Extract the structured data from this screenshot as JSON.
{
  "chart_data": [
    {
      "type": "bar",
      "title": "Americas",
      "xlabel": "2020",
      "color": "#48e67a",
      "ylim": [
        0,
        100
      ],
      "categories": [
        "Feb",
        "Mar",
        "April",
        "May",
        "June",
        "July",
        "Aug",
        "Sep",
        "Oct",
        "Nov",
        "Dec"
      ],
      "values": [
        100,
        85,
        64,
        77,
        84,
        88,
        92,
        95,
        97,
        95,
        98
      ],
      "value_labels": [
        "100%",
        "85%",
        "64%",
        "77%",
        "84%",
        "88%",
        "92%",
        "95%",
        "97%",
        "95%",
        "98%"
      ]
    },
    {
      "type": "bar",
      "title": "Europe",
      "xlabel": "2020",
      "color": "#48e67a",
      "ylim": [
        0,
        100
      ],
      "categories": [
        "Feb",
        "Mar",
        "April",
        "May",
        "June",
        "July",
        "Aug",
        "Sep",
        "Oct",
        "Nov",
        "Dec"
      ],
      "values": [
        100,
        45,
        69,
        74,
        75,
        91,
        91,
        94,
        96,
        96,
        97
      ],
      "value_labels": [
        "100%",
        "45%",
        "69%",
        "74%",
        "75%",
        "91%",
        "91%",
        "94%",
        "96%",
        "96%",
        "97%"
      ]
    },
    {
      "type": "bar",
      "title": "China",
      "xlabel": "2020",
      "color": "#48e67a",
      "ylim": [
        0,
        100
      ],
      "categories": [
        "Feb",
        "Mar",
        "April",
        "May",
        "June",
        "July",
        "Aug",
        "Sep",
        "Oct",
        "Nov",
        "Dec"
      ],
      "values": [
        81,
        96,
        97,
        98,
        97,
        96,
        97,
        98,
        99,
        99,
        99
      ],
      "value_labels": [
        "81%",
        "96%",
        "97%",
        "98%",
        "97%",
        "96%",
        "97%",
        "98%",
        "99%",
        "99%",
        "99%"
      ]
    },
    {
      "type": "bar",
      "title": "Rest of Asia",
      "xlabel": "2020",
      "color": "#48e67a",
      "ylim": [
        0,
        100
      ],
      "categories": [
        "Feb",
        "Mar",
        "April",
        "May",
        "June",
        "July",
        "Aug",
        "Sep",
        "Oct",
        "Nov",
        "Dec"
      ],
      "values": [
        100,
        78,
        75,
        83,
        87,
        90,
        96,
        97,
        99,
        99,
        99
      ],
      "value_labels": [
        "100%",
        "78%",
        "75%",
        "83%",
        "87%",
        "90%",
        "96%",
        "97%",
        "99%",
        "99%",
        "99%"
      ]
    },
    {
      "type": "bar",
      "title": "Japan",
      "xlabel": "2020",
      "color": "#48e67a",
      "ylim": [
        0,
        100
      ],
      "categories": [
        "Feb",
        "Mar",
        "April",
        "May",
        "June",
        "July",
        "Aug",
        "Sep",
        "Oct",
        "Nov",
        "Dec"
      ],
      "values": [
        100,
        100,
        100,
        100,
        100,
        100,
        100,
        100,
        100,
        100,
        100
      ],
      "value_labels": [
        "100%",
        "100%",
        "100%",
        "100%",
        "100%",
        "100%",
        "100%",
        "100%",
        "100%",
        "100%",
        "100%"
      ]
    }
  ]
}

◆ Brief
Determine how many lines above contain "title" as a word or string. Give the number alone.

◆ Response to the exercise
5